* Start *

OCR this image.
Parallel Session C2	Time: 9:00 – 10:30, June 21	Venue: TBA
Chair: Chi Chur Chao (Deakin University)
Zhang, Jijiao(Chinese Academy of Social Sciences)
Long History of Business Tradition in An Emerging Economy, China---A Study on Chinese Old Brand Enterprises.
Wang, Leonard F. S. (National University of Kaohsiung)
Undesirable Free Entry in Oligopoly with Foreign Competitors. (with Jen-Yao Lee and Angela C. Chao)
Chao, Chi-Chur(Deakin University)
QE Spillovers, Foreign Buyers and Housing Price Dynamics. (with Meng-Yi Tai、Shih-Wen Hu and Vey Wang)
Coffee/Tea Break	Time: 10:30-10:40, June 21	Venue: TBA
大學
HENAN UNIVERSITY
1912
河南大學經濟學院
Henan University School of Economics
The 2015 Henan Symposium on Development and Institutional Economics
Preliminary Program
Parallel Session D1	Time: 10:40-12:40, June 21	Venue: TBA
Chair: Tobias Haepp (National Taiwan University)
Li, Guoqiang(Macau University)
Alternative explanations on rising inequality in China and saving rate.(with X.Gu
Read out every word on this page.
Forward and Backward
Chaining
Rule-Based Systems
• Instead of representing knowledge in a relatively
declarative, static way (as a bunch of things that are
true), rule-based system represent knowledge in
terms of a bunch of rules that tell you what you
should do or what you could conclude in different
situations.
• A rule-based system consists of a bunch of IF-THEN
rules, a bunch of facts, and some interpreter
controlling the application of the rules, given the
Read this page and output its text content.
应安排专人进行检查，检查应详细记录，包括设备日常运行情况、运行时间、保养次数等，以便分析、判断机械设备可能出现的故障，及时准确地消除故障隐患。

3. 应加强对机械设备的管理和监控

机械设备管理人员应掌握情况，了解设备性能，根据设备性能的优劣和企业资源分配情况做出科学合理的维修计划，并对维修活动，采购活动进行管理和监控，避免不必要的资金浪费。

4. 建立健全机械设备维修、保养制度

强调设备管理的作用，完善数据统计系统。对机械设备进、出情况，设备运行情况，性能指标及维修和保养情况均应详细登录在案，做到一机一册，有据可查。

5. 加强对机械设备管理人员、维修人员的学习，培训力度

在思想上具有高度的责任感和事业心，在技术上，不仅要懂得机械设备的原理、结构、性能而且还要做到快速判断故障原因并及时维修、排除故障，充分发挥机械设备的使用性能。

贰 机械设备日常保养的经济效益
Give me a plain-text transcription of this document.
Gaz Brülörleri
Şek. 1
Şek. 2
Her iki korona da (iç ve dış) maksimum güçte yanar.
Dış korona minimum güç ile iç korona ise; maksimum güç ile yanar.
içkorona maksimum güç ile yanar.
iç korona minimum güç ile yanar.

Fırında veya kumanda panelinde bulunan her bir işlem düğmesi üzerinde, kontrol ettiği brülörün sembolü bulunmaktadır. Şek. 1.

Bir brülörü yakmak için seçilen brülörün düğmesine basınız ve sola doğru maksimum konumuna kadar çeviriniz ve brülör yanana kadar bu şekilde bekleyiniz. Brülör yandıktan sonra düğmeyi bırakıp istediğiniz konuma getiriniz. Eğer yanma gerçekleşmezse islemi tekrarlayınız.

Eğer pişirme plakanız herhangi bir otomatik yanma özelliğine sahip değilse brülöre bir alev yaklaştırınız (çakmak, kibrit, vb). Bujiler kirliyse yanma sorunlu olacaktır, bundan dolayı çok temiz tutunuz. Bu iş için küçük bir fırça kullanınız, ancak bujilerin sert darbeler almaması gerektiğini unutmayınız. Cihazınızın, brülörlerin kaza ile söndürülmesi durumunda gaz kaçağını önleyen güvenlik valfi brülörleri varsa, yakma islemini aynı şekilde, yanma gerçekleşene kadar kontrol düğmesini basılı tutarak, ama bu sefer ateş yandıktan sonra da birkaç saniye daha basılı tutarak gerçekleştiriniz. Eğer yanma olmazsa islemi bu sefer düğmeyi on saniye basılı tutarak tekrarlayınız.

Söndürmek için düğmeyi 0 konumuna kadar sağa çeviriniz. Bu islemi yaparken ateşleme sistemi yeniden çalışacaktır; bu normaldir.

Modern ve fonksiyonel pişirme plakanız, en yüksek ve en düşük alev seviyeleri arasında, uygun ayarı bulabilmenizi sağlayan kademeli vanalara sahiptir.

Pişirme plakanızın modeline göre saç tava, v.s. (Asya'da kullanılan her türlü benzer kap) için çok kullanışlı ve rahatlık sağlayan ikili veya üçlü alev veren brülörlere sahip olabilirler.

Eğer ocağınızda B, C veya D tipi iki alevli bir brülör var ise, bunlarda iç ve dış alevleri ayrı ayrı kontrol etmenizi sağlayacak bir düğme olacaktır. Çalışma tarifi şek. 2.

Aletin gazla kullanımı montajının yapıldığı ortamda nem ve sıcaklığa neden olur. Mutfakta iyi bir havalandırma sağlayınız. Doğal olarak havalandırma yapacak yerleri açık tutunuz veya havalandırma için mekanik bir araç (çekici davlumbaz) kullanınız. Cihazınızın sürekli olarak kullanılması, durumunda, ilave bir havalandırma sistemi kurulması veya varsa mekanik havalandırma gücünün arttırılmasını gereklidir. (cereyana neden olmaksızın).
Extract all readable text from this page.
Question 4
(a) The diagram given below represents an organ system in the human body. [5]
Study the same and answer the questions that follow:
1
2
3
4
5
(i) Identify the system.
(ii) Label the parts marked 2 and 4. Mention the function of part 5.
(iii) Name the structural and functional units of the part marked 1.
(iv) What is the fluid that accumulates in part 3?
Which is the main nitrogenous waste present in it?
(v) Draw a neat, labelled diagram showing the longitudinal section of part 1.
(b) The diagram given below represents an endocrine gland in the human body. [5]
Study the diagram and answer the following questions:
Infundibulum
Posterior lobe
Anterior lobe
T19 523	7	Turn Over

* End *

> _What is being asked_:
Ascertain the number of lines in the entries that include the word "Session", and report only that number.

> _Full solution_:
2